▸ STATED GOAL:
Can you quote the records below in full, word for word?

▸ PROVIDED RECORDS:

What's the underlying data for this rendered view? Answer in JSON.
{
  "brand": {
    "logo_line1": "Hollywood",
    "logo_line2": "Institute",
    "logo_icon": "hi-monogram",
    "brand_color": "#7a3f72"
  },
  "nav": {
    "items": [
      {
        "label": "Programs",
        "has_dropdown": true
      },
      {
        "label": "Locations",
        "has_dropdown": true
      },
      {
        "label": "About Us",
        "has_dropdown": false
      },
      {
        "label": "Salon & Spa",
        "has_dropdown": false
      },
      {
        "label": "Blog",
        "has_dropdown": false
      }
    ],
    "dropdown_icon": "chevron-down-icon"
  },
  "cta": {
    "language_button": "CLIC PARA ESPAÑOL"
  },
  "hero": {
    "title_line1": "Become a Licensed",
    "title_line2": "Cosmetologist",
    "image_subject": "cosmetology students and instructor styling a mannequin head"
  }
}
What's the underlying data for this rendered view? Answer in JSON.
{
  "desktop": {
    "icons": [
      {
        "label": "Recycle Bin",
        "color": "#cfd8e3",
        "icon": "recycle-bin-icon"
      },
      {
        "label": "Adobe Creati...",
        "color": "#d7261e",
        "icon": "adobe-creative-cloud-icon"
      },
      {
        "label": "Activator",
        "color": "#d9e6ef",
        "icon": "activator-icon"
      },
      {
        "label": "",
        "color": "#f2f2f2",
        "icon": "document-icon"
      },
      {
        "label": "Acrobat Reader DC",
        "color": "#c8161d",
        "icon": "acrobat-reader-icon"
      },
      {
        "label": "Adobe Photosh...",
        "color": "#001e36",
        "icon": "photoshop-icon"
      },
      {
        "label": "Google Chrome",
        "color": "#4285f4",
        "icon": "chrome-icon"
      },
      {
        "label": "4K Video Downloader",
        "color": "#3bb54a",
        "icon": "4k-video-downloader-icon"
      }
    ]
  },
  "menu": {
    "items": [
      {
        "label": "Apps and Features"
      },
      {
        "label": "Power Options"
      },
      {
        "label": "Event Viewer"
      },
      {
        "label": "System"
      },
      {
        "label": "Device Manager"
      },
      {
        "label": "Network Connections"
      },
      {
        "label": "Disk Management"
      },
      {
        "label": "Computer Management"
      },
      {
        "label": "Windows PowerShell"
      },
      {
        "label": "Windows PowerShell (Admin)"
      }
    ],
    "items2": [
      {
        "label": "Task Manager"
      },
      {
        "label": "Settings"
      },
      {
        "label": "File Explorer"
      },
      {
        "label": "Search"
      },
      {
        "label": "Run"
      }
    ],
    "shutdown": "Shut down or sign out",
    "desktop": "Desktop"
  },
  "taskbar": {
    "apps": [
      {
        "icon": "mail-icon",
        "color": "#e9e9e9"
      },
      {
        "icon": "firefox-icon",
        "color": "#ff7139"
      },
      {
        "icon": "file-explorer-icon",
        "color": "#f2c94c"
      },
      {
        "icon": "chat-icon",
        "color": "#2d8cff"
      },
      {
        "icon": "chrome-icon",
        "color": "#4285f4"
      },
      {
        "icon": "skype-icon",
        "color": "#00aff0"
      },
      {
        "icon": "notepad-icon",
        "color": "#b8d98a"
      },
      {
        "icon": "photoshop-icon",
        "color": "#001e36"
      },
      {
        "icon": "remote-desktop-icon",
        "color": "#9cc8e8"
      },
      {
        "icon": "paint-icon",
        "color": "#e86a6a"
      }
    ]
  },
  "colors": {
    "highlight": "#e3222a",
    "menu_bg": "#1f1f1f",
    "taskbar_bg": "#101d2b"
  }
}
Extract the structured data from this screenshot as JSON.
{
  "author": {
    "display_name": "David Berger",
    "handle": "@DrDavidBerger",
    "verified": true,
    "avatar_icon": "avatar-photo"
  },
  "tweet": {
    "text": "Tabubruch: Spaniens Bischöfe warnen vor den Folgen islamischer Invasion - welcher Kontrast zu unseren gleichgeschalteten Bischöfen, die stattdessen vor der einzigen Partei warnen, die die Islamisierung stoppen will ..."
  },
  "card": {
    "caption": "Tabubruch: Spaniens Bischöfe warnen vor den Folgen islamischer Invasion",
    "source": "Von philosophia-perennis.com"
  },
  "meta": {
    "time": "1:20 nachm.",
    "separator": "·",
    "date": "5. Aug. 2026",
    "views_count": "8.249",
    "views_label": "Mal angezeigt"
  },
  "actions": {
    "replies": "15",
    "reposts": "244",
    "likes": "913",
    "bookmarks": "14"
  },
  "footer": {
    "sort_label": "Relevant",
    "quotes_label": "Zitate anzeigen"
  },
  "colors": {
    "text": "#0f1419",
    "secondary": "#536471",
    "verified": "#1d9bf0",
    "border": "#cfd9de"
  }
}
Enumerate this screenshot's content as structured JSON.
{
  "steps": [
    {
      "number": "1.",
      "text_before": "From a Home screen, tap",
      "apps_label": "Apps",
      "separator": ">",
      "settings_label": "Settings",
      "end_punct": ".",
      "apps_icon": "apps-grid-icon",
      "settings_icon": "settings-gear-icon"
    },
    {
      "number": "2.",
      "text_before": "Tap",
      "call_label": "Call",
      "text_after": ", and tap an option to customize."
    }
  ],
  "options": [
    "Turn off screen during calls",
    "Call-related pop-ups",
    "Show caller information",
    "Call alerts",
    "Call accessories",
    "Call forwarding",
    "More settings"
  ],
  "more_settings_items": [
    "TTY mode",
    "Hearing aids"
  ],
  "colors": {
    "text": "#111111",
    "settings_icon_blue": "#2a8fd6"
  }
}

▸ THE REPLY:
What's the underlying data for this rendered view? Answer in JSON.
{
  "brand": {
    "logo_line1": "Hollywood",
    "logo_line2": "Institute",
    "logo_icon": "hi-monogram",
    "brand_color": "#7a3f72"
  },
  "nav": {
    "items": [
      {
        "label": "Programs",
        "has_dropdown": true
      },
      {
        "label": "Locations",
        "has_dropdown": true
      },
      {
        "label": "About Us",
        "has_dropdown": false
      },
      {
        "label": "Salon & Spa",
        "has_dropdown": false
      },
      {
        "label": "Blog",
        "has_dropdown": false
      }
    ],
    "dropdown_icon": "chevron-down-icon"
  },
  "cta": {
    "language_button": "CLIC PARA ESPAÑOL"
  },
  "hero": {
    "title_line1": "Become a Licensed",
    "title_line2": "Cosmetologist",
    "image_subject": "cosmetology students and instructor styling a mannequin head"
  }
}
What's the underlying data for this rendered view? Answer in JSON.
{
  "desktop": {
    "icons": [
      {
        "label": "Recycle Bin",
        "color": "#cfd8e3",
        "icon": "recycle-bin-icon"
      },
      {
        "label": "Adobe Creati...",
        "color": "#d7261e",
        "icon": "adobe-creative-cloud-icon"
      },
      {
        "label": "Activator",
        "color": "#d9e6ef",
        "icon": "activator-icon"
      },
      {
        "label": "",
        "color": "#f2f2f2",
        "icon": "document-icon"
      },
      {
        "label": "Acrobat Reader DC",
        "color": "#c8161d",
        "icon": "acrobat-reader-icon"
      },
      {
        "label": "Adobe Photosh...",
        "color": "#001e36",
        "icon": "photoshop-icon"
      },
      {
        "label": "Google Chrome",
        "color": "#4285f4",
        "icon": "chrome-icon"
      },
      {
        "label": "4K Video Downloader",
        "color": "#3bb54a",
        "icon": "4k-video-downloader-icon"
      }
    ]
  },
  "menu": {
    "items": [
      {
        "label": "Apps and Features"
      },
      {
        "label": "Power Options"
      },
      {
        "label": "Event Viewer"
      },
      {
        "label": "System"
      },
      {
        "label": "Device Manager"
      },
      {
        "label": "Network Connections"
      },
      {
        "label": "Disk Management"
      },
      {
        "label": "Computer Management"
      },
      {
        "label": "Windows PowerShell"
      },
      {
        "label": "Windows PowerShell (Admin)"
      }
    ],
    "items2": [
      {
        "label": "Task Manager"
      },
      {
        "label": "Settings"
      },
      {
        "label": "File Explorer"
      },
      {
        "label": "Search"
      },
      {
        "label": "Run"
      }
    ],
    "shutdown": "Shut down or sign out",
    "desktop": "Desktop"
  },
  "taskbar": {
    "apps": [
      {
        "icon": "mail-icon",
        "color": "#e9e9e9"
      },
      {
        "icon": "firefox-icon",
        "color": "#ff7139"
      },
      {
        "icon": "file-explorer-icon",
        "color": "#f2c94c"
      },
      {
        "icon": "chat-icon",
        "color": "#2d8cff"
      },
      {
        "icon": "chrome-icon",
        "color": "#4285f4"
      },
      {
        "icon": "skype-icon",
        "color": "#00aff0"
      },
      {
        "icon": "notepad-icon",
        "color": "#b8d98a"
      },
      {
        "icon": "photoshop-icon",
        "color": "#001e36"
      },
      {
        "icon": "remote-desktop-icon",
        "color": "#9cc8e8"
      },
      {
        "icon": "paint-icon",
        "color": "#e86a6a"
      }
    ]
  },
  "colors": {
    "highlight": "#e3222a",
    "menu_bg": "#1f1f1f",
    "taskbar_bg": "#101d2b"
  }
}
Extract the structured data from this screenshot as JSON.
{
  "author": {
    "display_name": "David Berger",
    "handle": "@DrDavidBerger",
    "verified": true,
    "avatar_icon": "avatar-photo"
  },
  "tweet": {
    "text": "Tabubruch: Spaniens Bischöfe warnen vor den Folgen islamischer Invasion - welcher Kontrast zu unseren gleichgeschalteten Bischöfen, die stattdessen vor der einzigen Partei warnen, die die Islamisierung stoppen will ..."
  },
  "card": {
    "caption": "Tabubruch: Spaniens Bischöfe warnen vor den Folgen islamischer Invasion",
    "source": "Von philosophia-perennis.com"
  },
  "meta": {
    "time": "1:20 nachm.",
    "separator": "·",
    "date": "5. Aug. 2026",
    "views_count": "8.249",
    "views_label": "Mal angezeigt"
  },
  "actions": {
    "replies": "15",
    "reposts": "244",
    "likes": "913",
    "bookmarks": "14"
  },
  "footer": {
    "sort_label": "Relevant",
    "quotes_label": "Zitate anzeigen"
  },
  "colors": {
    "text": "#0f1419",
    "secondary": "#536471",
    "verified": "#1d9bf0",
    "border": "#cfd9de"
  }
}
Enumerate this screenshot's content as structured JSON.
{
  "steps": [
    {
      "number": "1.",
      "text_before": "From a Home screen, tap",
      "apps_label": "Apps",
      "separator": ">",
      "settings_label": "Settings",
      "end_punct": ".",
      "apps_icon": "apps-grid-icon",
      "settings_icon": "settings-gear-icon"
    },
    {
      "number": "2.",
      "text_before": "Tap",
      "call_label": "Call",
      "text_after": ", and tap an option to customize."
    }
  ],
  "options": [
    "Turn off screen during calls",
    "Call-related pop-ups",
    "Show caller information",
    "Call alerts",
    "Call accessories",
    "Call forwarding",
    "More settings"
  ],
  "more_settings_items": [
    "TTY mode",
    "Hearing aids"
  ],
  "colors": {
    "text": "#111111",
    "settings_icon_blue": "#2a8fd6"
  }
}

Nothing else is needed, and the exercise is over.